● GOAL
Collect each line holding the string "content".

— Start GIVEN ENTRIES —

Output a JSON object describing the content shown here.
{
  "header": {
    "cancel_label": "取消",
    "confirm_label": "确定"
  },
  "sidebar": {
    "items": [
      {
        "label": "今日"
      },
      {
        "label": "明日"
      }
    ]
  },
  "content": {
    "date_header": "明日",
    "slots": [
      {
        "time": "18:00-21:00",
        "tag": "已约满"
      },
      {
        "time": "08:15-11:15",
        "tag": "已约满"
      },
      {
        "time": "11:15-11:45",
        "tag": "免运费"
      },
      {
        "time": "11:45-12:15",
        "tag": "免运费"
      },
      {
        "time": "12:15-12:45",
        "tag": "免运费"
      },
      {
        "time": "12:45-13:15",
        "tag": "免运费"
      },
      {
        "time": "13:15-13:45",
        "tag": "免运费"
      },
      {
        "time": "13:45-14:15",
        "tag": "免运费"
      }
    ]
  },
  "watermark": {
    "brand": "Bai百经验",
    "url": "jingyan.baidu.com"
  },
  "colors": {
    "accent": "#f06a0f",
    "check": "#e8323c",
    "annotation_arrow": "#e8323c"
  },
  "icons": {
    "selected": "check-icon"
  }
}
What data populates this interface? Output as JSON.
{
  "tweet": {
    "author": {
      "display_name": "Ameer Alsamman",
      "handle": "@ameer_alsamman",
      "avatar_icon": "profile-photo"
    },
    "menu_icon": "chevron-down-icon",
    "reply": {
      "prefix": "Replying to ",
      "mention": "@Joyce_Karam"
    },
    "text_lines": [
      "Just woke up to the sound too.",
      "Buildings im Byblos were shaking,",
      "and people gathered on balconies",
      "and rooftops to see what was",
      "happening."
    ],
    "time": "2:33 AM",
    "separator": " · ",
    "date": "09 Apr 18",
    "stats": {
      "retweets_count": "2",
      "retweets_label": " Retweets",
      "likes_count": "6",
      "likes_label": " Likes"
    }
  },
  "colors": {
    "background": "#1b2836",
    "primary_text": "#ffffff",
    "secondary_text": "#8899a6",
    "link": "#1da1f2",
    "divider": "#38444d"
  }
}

— End GIVEN ENTRIES —
— Start GIVEN ENTRIES —

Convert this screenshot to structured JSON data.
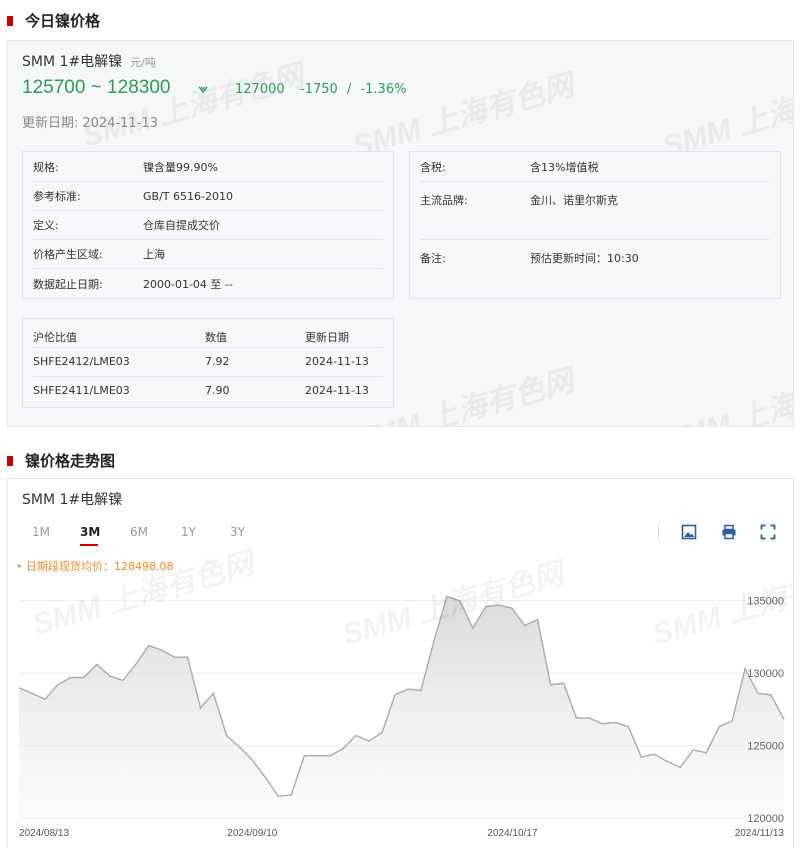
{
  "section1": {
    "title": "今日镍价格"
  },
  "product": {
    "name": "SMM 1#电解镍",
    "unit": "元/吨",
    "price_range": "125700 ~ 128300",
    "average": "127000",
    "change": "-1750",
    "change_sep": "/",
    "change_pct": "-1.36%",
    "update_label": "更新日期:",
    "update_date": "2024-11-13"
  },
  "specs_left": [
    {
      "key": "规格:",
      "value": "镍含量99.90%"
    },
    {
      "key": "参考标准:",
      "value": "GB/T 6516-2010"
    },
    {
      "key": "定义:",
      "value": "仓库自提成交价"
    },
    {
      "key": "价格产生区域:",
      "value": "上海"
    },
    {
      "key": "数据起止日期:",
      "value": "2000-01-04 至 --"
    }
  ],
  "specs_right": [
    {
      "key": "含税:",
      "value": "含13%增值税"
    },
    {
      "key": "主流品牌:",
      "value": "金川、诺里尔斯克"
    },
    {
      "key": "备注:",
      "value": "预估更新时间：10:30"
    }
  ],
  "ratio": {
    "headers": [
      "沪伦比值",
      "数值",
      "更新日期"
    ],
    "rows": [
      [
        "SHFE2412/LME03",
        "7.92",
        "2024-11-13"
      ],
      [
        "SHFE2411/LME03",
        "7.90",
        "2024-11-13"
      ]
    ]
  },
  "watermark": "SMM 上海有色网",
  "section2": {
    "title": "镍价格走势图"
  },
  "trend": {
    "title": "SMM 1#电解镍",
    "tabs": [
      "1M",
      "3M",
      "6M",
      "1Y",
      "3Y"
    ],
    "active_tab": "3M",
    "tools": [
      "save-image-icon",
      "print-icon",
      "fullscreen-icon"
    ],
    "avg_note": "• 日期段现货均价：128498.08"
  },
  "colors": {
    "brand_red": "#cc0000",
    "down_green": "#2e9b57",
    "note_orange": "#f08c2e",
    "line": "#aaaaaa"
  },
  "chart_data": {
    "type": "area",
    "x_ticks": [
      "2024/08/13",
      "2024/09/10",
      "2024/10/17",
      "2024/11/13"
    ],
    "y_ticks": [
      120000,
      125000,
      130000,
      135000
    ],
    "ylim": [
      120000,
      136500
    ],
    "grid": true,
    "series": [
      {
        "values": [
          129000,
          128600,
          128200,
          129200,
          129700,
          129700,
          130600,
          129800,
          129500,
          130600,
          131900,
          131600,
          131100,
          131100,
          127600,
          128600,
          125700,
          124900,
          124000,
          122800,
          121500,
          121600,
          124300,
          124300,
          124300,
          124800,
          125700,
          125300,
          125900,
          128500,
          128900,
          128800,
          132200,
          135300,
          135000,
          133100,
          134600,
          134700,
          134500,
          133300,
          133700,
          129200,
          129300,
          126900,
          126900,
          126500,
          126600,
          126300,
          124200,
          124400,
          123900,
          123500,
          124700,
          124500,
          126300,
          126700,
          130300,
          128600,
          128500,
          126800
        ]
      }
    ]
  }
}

— End GIVEN ENTRIES —

● REPLY
Output a JSON object describing the content shown here.
  "content": {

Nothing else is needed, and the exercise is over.